> WHAT YOU SHOULD DO
Set all the material down again unchanged, without the pictures.

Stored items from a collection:
=====
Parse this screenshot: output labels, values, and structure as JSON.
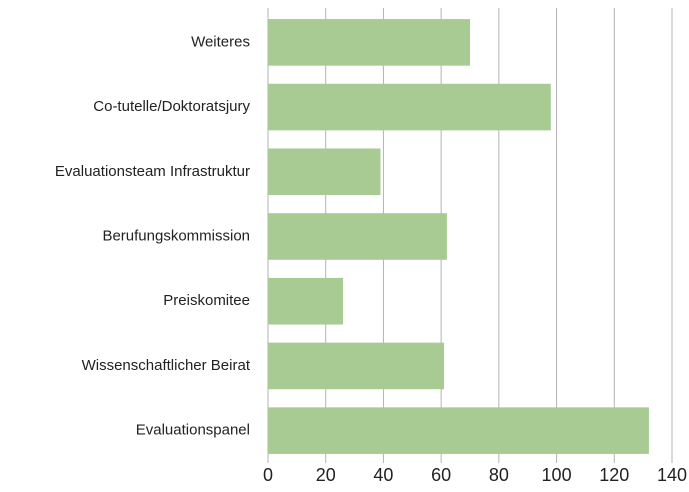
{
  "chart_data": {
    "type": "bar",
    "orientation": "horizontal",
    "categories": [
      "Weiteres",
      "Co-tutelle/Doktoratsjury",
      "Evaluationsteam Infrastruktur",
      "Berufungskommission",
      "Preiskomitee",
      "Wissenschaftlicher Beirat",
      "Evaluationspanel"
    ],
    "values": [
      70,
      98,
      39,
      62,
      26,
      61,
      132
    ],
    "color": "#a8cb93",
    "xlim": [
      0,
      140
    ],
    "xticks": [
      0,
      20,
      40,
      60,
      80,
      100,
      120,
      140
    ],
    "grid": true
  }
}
=====
> OUTPUT OF THE EXERCISE
Parse this screenshot: output labels, values, and structure as JSON.
{
  "chart_data": {
    "type": "bar",
    "orientation": "horizontal",
    "categories": [
      "Weiteres",
      "Co-tutelle/Doktoratsjury",
      "Evaluationsteam Infrastruktur",
      "Berufungskommission",
      "Preiskomitee",
      "Wissenschaftlicher Beirat",
      "Evaluationspanel"
    ],
    "values": [
      70,
      98,
      39,
      62,
      26,
      61,
      132
    ],
    "color": "#a8cb93",
    "xlim": [
      0,
      140
    ],
    "xticks": [
      0,
      20,
      40,
      60,
      80,
      100,
      120,
      140
    ],
    "grid": true
  }
}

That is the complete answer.